Dataset excerpts:

/---

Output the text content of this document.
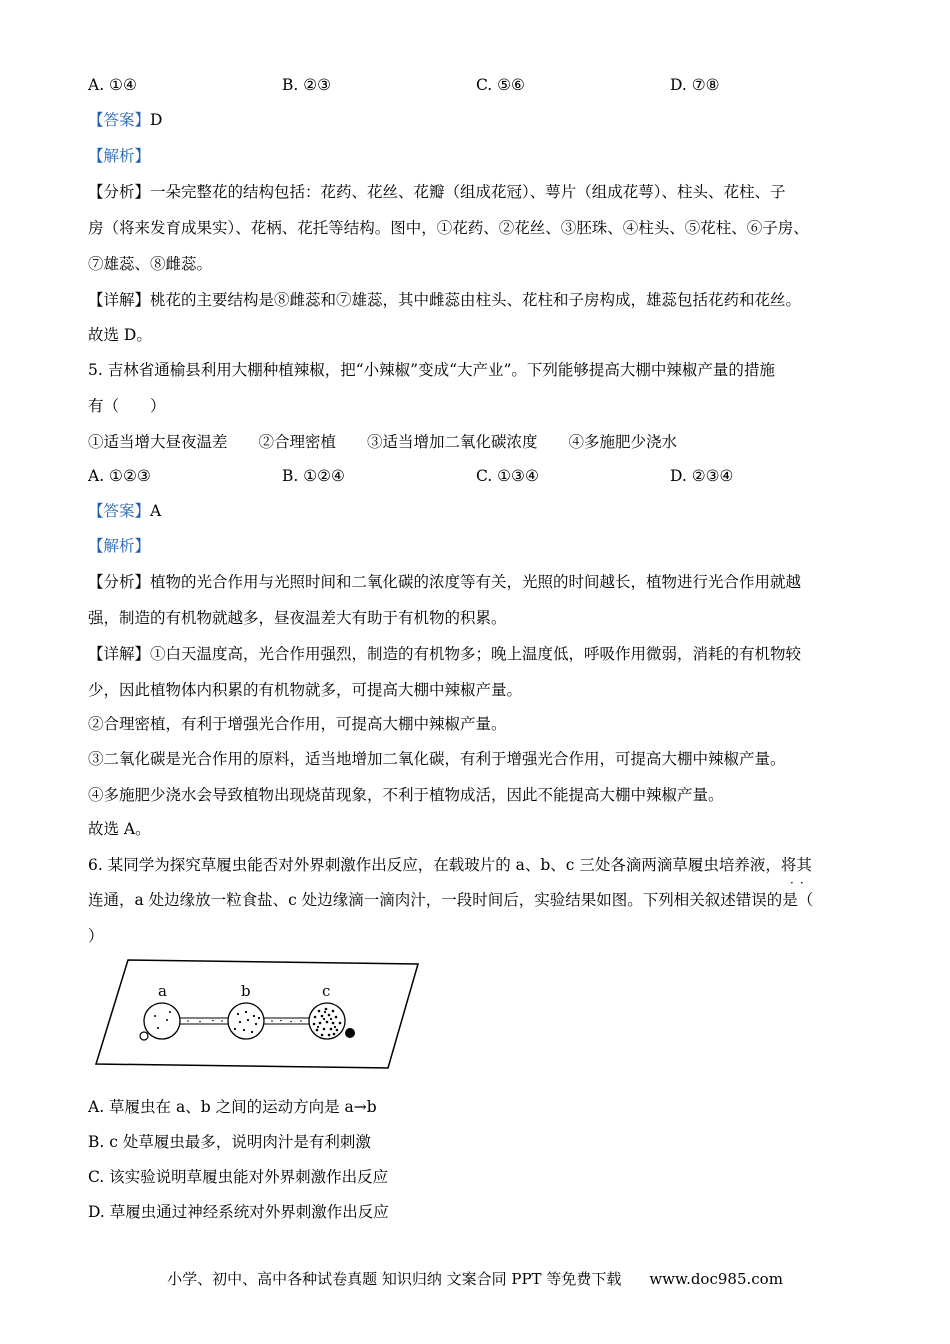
A. ①④	B. ②③	C. ⑤⑥	D. ⑦⑧
【答案】D
【解析】
【分析】一朵完整花的结构包括：花药、花丝、花瓣（组成花冠）、萼片（组成花萼）、柱头、花柱、子
房（将来发育成果实）、花柄、花托等结构。图中，①花药、②花丝、③胚珠、④柱头、⑤花柱、⑥子房、
⑦雄蕊、⑧雌蕊。
【详解】桃花的主要结构是⑧雌蕊和⑦雄蕊，其中雌蕊由柱头、花柱和子房构成，雄蕊包括花药和花丝。
故选 D。
5. 吉林省通榆县利用大棚种植辣椒，把“小辣椒”变成“大产业”。下列能够提高大棚中辣椒产量的措施
有（　　）
①适当增大昼夜温差　　②合理密植　　③适当增加二氧化碳浓度　　④多施肥少浇水
A. ①②③	B. ①②④	C. ①③④	D. ②③④
【答案】A
【解析】
【分析】植物的光合作用与光照时间和二氧化碳的浓度等有关，光照的时间越长，植物进行光合作用就越
强，制造的有机物就越多，昼夜温差大有助于有机物的积累。
【详解】①白天温度高，光合作用强烈，制造的有机物多；晚上温度低，呼吸作用微弱，消耗的有机物较
少，因此植物体内积累的有机物就多，可提高大棚中辣椒产量。
②合理密植，有利于增强光合作用，可提高大棚中辣椒产量。
③二氧化碳是光合作用的原料，适当地增加二氧化碳，有利于增强光合作用，可提高大棚中辣椒产量。
④多施肥少浇水会导致植物出现烧苗现象，不利于植物成活，因此不能提高大棚中辣椒产量。
故选 A。
6. 某同学为探究草履虫能否对外界刺激作出反应，在载玻片的 a、b、c 三处各滴两滴草履虫培养液，将其
··
连通，a 处边缘放一粒食盐、c 处边缘滴一滴肉汁，一段时间后，实验结果如图。下列相关叙述错误的是（
）
a	b	c
A. 草履虫在 a、b 之间的运动方向是 a→b
B. c 处草履虫最多，说明肉汁是有利刺激
C. 该实验说明草履虫能对外界刺激作出反应
D. 草履虫通过神经系统对外界刺激作出反应
小学、初中、高中各种试卷真题 知识归纳 文案合同 PPT 等免费下载 www.doc985.com
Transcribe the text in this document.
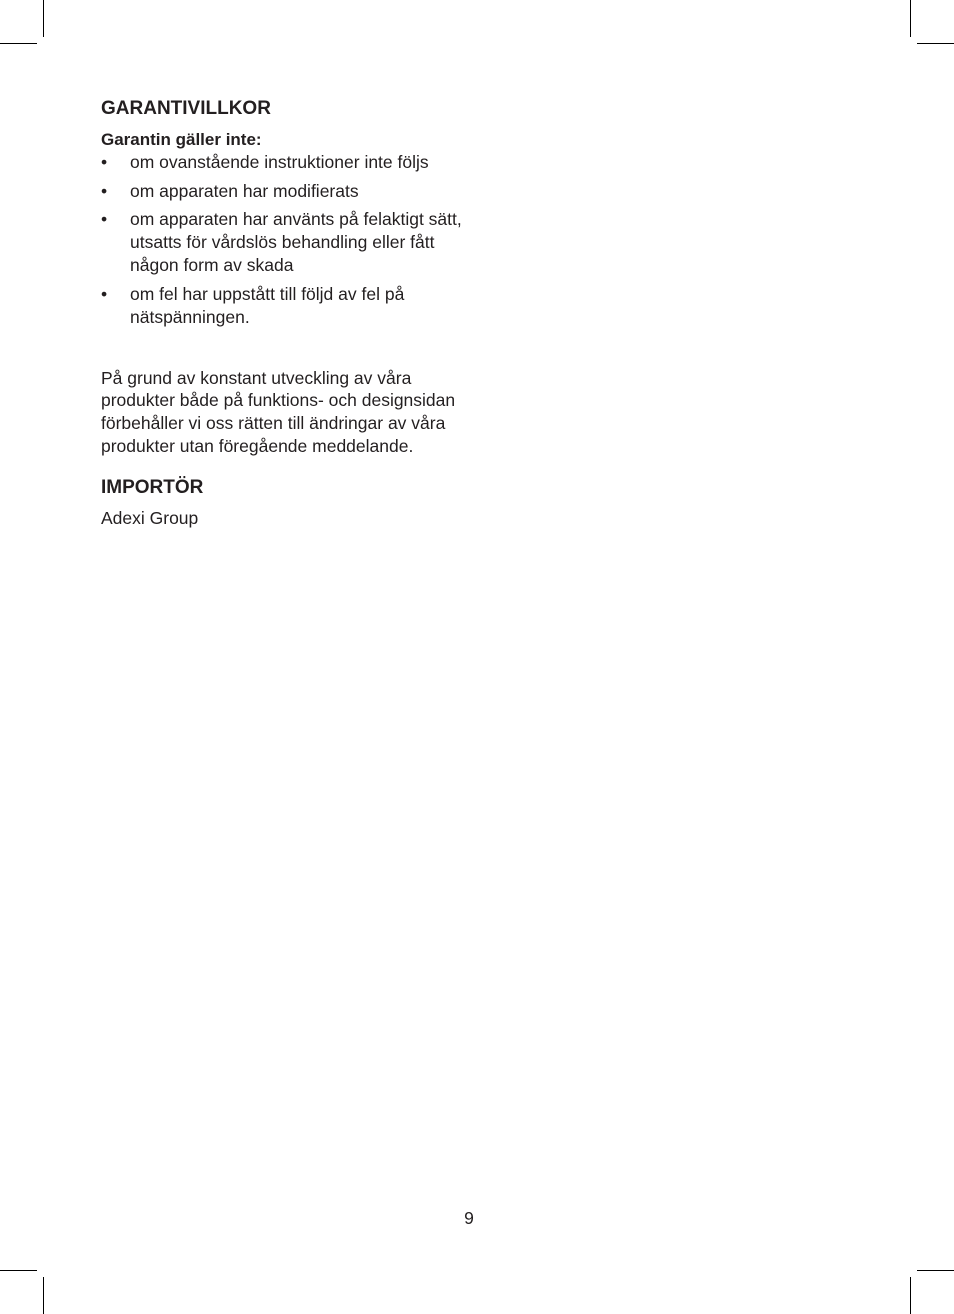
GARANTIVILLKOR
Garantin gäller inte:
• om ovanstående instruktioner inte följs
• om apparaten har modifierats
• om apparaten har använts på felaktigt sätt, utsatts för vårdslös behandling eller fått någon form av skada
• om fel har uppstått till följd av fel på nätspänningen.

På grund av konstant utveckling av våra produkter både på funktions- och designsidan förbehåller vi oss rätten till ändringar av våra produkter utan föregående meddelande.

IMPORTÖR
Adexi Group
9
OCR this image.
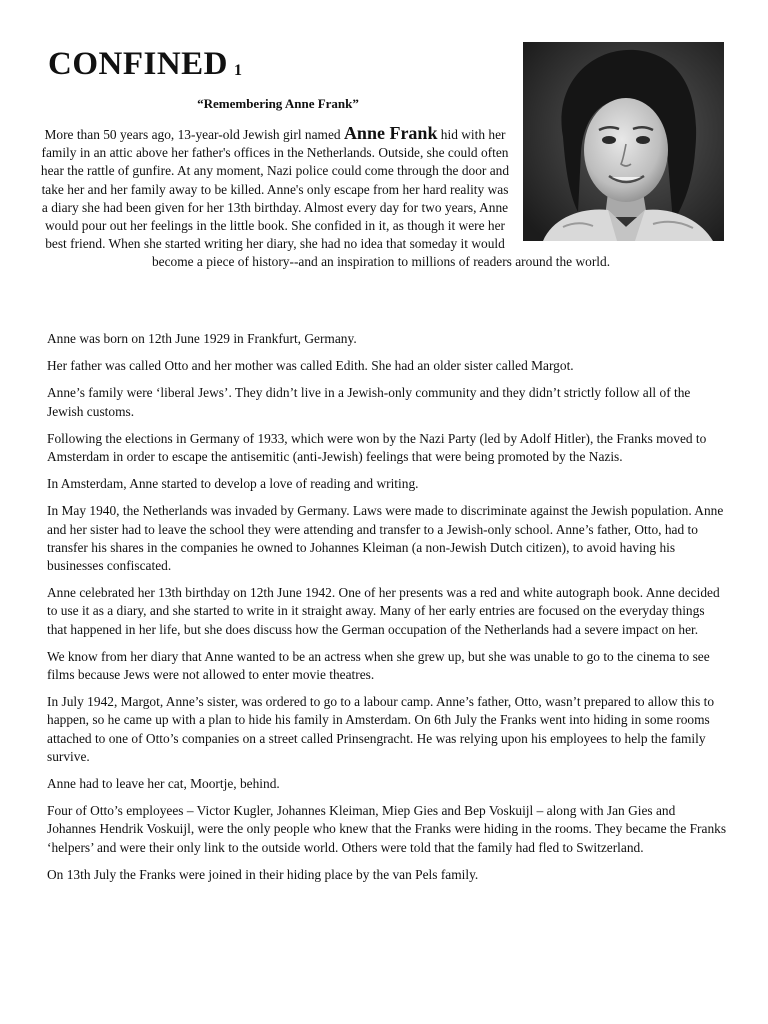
CONFINED 1
“Remembering Anne Frank”

More than 50 years ago, 13-year-old Jewish girl named Anne Frank hid with her family in an attic above her father's offices in the Netherlands. Outside, she could often hear the rattle of gunfire. At any moment, Nazi police could come through the door and take her and her family away to be killed. Anne's only escape from her hard reality was a diary she had been given for her 13th birthday. Almost every day for two years, Anne would pour out her feelings in the little book. She confided in it, as though it were her best friend. When she started writing her diary, she had no idea that someday it would become a piece of history--and an inspiration to millions of readers around the world.

Anne was born on 12th June 1929 in Frankfurt, Germany.

Her father was called Otto and her mother was called Edith. She had an older sister called Margot.

Anne’s family were ‘liberal Jews’. They didn’t live in a Jewish-only community and they didn’t strictly follow all of the Jewish customs.

Following the elections in Germany of 1933, which were won by the Nazi Party (led by Adolf Hitler), the Franks moved to Amsterdam in order to escape the antisemitic (anti-Jewish) feelings that were being promoted by the Nazis.

In Amsterdam, Anne started to develop a love of reading and writing.

In May 1940, the Netherlands was invaded by Germany. Laws were made to discriminate against the Jewish population. Anne and her sister had to leave the school they were attending and transfer to a Jewish-only school. Anne’s father, Otto, had to transfer his shares in the companies he owned to Johannes Kleiman (a non-Jewish Dutch citizen), to avoid having his businesses confiscated.

Anne celebrated her 13th birthday on 12th June 1942. One of her presents was a red and white autograph book. Anne decided to use it as a diary, and she started to write in it straight away. Many of her early entries are focused on the everyday things that happened in her life, but she does discuss how the German occupation of the Netherlands had a severe impact on her.

We know from her diary that Anne wanted to be an actress when she grew up, but she was unable to go to the cinema to see films because Jews were not allowed to enter movie theatres.

In July 1942, Margot, Anne’s sister, was ordered to go to a labour camp. Anne’s father, Otto, wasn’t prepared to allow this to happen, so he came up with a plan to hide his family in Amsterdam. On 6th July the Franks went into hiding in some rooms attached to one of Otto’s companies on a street called Prinsengracht. He was relying upon his employees to help the family survive.

Anne had to leave her cat, Moortje, behind.

Four of Otto’s employees – Victor Kugler, Johannes Kleiman, Miep Gies and Bep Voskuijl – along with Jan Gies and Johannes Hendrik Voskuijl, were the only people who knew that the Franks were hiding in the rooms. They became the Franks ‘helpers’ and were their only link to the outside world. Others were told that the family had fled to Switzerland.

On 13th July the Franks were joined in their hiding place by the van Pels family.
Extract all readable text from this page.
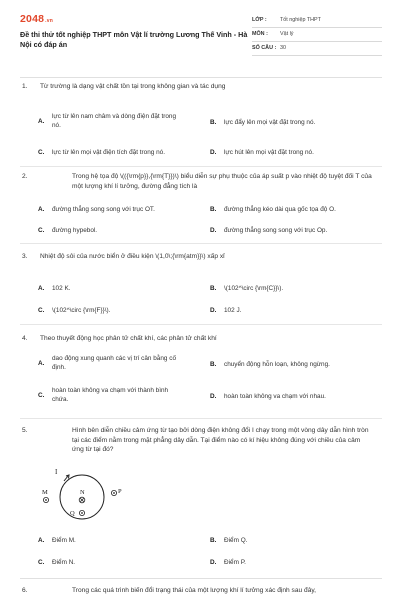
2048.vn
Đề thi thử tốt nghiệp THPT môn Vật lí trường Lương Thế Vinh - Hà Nội có đáp án
LỚP :	Tốt nghiệp THPT
MÔN :	Vật lý
SỐ CÂU : 30
1. Từ trường là dạng vật chất tồn tại trong không gian và tác dụng
A.
lực từ lên nam châm và dòng điện đặt trong nó.	B. lực đẩy lên mọi vật đặt trong nó.
C. lực từ lên mọi vật điện tích đặt trong nó.	D. lực hút lên mọi vật đặt trong nó.
2.	Trong hệ tọa độ \(({\rm{p}},{\rm{T}})\) biểu diễn sự phụ thuộc của áp suất p vào nhiệt độ tuyệt đối T của một lượng khí lí tưởng, đường đẳng tích là
A. đường thẳng song song với trục OT.	B. đường thẳng kéo dài qua gốc tọa độ O.
C. đường hypebol.	D. đường thẳng song song với trục Op.
3. Nhiệt độ sôi của nước biển ở điều kiện \(1,0\;{\rm{atm}}\) xấp xỉ
A. 102 K.	B. \(102^\circ {\rm{C}}\).
C. \(102^\circ {\rm{F}}\).	D. 102 J.
4. Theo thuyết động học phân tử chất khí, các phân tử chất khí
A.
dao động xung quanh các vị trí cân bằng cố định.	B. chuyển động hỗn loạn, không ngừng.
C.
hoàn toàn không va chạm với thành bình chứa.	D. hoàn toàn không va chạm với nhau.
5.	Hình bên diễn chiều cảm ứng từ tạo bởi dòng điện không đổi I chạy trong một vòng dây dẫn hình tròn tại các điểm nằm trong mặt phẳng dây dẫn. Tại điểm nào có kí hiệu không đúng với chiều của cảm ứng từ tại đó?
I
M	N	P
Q
A. Điểm M.	B. Điểm Q.
C. Điểm N.	D. Điểm P.
6.	Trong các quá trình biến đổi trạng thái của một lượng khí lí tưởng xác định sau đây,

\---

Written problem: Extract every line from the records above that contains the word "document".

In response:
Output the text content of this document.
Transcribe the text in this document.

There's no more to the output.